== YOUR INSTRUCTIONS ==
Word for word, set down the records and skip each picture.

- - - - - - -

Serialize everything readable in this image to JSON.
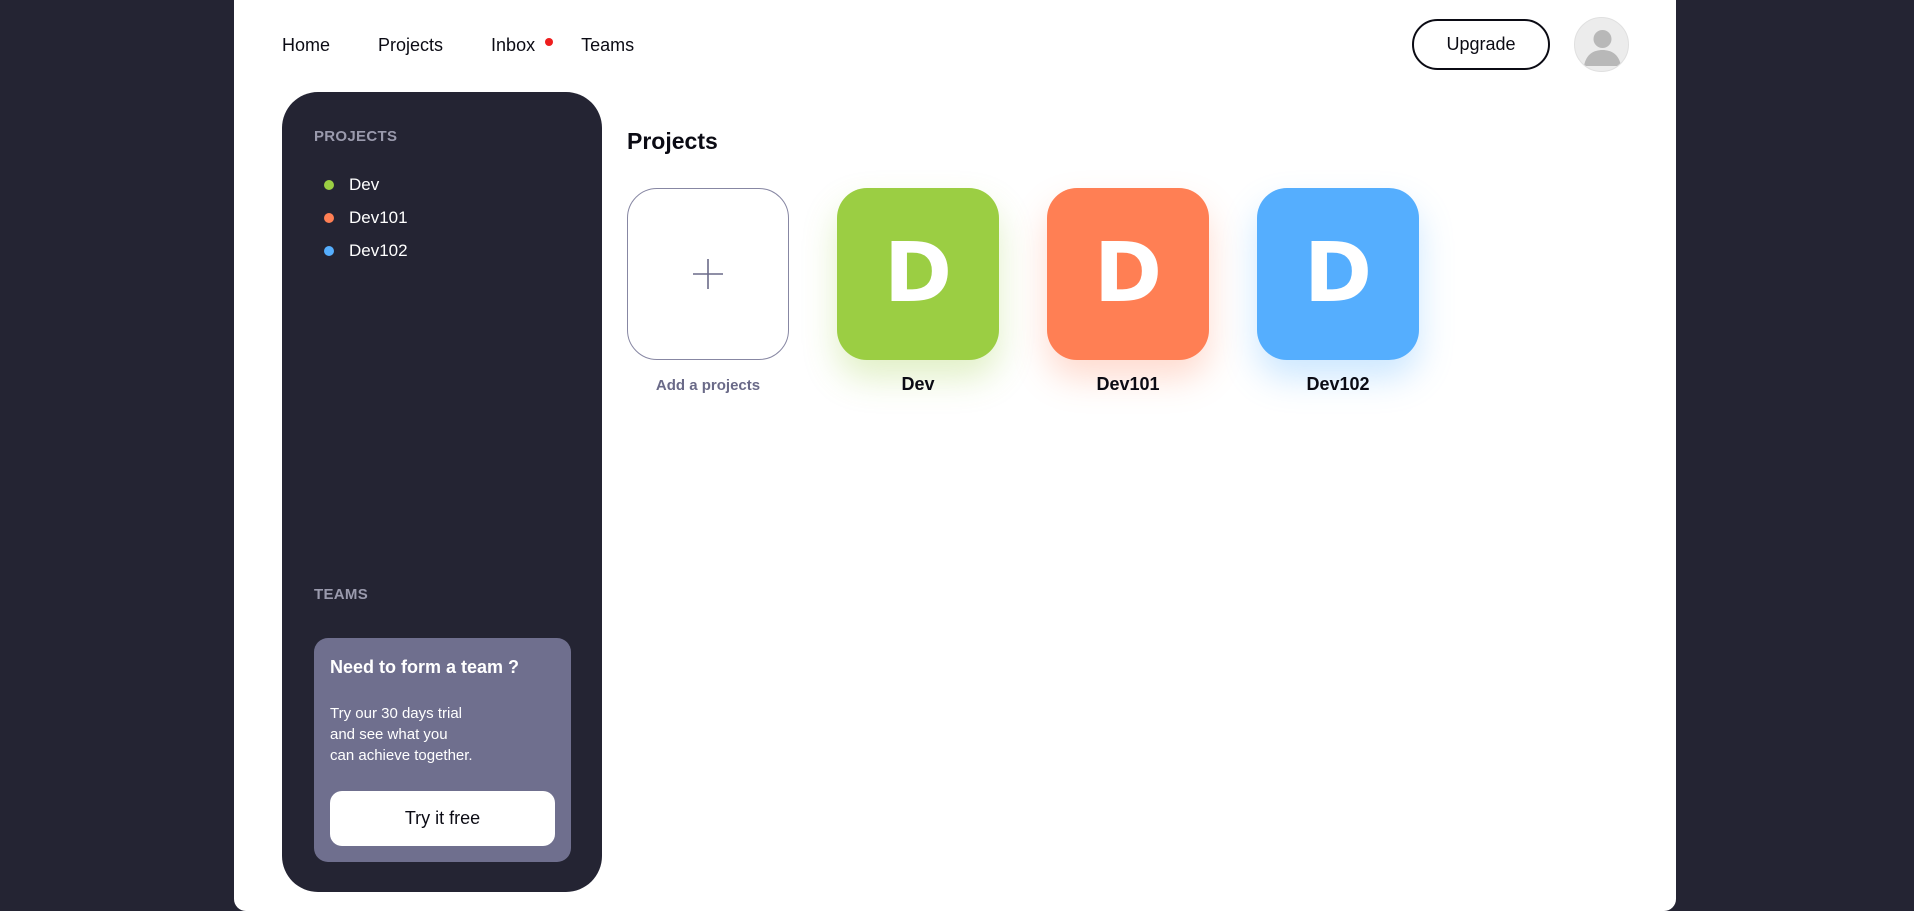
{
  "nav": {
    "items": [
      {
        "label": "Home"
      },
      {
        "label": "Projects"
      },
      {
        "label": "Inbox"
      },
      {
        "label": "Teams"
      }
    ],
    "upgrade_label": "Upgrade"
  },
  "sidebar": {
    "projects_heading": "PROJECTS",
    "projects": [
      {
        "label": "Dev",
        "color": "#9bce43"
      },
      {
        "label": "Dev101",
        "color": "#ff7f54"
      },
      {
        "label": "Dev102",
        "color": "#55aefe"
      }
    ],
    "teams_heading": "TEAMS",
    "team_card": {
      "title": "Need to form a team ?",
      "text_lines": [
        "Try our 30 days trial",
        "and see what you",
        "can achieve together."
      ],
      "button_label": "Try it free"
    }
  },
  "main": {
    "title": "Projects",
    "add_label": "Add a projects",
    "projects": [
      {
        "name": "Dev",
        "initial": "D",
        "color": "#9bce43"
      },
      {
        "name": "Dev101",
        "initial": "D",
        "color": "#ff7f54"
      },
      {
        "name": "Dev102",
        "initial": "D",
        "color": "#55aefe"
      }
    ]
  },
  "colors": {
    "background": "#242433",
    "notification_dot": "#ee1d1d",
    "team_card": "#6f6f8e"
  }
}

- - - - - - -

== ANSWER TO THE PROBLEM ==
Serialize everything readable in this image to JSON.
{
  "nav": {
    "items": [
      {
        "label": "Home"
      },
      {
        "label": "Projects"
      },
      {
        "label": "Inbox"
      },
      {
        "label": "Teams"
      }
    ],
    "upgrade_label": "Upgrade"
  },
  "sidebar": {
    "projects_heading": "PROJECTS",
    "projects": [
      {
        "label": "Dev",
        "color": "#9bce43"
      },
      {
        "label": "Dev101",
        "color": "#ff7f54"
      },
      {
        "label": "Dev102",
        "color": "#55aefe"
      }
    ],
    "teams_heading": "TEAMS",
    "team_card": {
      "title": "Need to form a team ?",
      "text_lines": [
        "Try our 30 days trial",
        "and see what you",
        "can achieve together."
      ],
      "button_label": "Try it free"
    }
  },
  "main": {
    "title": "Projects",
    "add_label": "Add a projects",
    "projects": [
      {
        "name": "Dev",
        "initial": "D",
        "color": "#9bce43"
      },
      {
        "name": "Dev101",
        "initial": "D",
        "color": "#ff7f54"
      },
      {
        "name": "Dev102",
        "initial": "D",
        "color": "#55aefe"
      }
    ]
  },
  "colors": {
    "background": "#242433",
    "notification_dot": "#ee1d1d",
    "team_card": "#6f6f8e"
  }
}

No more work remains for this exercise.